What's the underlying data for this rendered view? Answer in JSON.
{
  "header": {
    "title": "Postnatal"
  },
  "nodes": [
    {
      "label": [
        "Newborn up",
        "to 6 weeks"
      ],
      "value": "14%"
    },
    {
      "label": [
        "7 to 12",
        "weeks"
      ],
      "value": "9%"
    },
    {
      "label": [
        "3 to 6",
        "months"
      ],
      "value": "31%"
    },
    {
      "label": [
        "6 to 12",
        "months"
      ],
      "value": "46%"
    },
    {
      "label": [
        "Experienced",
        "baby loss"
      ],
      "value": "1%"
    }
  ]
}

§ **TASK REQUIREMENTS**
Extract every record and return it verbatim.

§ **SOLUTION FOR THIS EXERCISE**
What's the underlying data for this rendered view? Answer in JSON.
{
  "header": {
    "title": "Postnatal"
  },
  "nodes": [
    {
      "label": [
        "Newborn up",
        "to 6 weeks"
      ],
      "value": "14%"
    },
    {
      "label": [
        "7 to 12",
        "weeks"
      ],
      "value": "9%"
    },
    {
      "label": [
        "3 to 6",
        "months"
      ],
      "value": "31%"
    },
    {
      "label": [
        "6 to 12",
        "months"
      ],
      "value": "46%"
    },
    {
      "label": [
        "Experienced",
        "baby loss"
      ],
      "value": "1%"
    }
  ]
}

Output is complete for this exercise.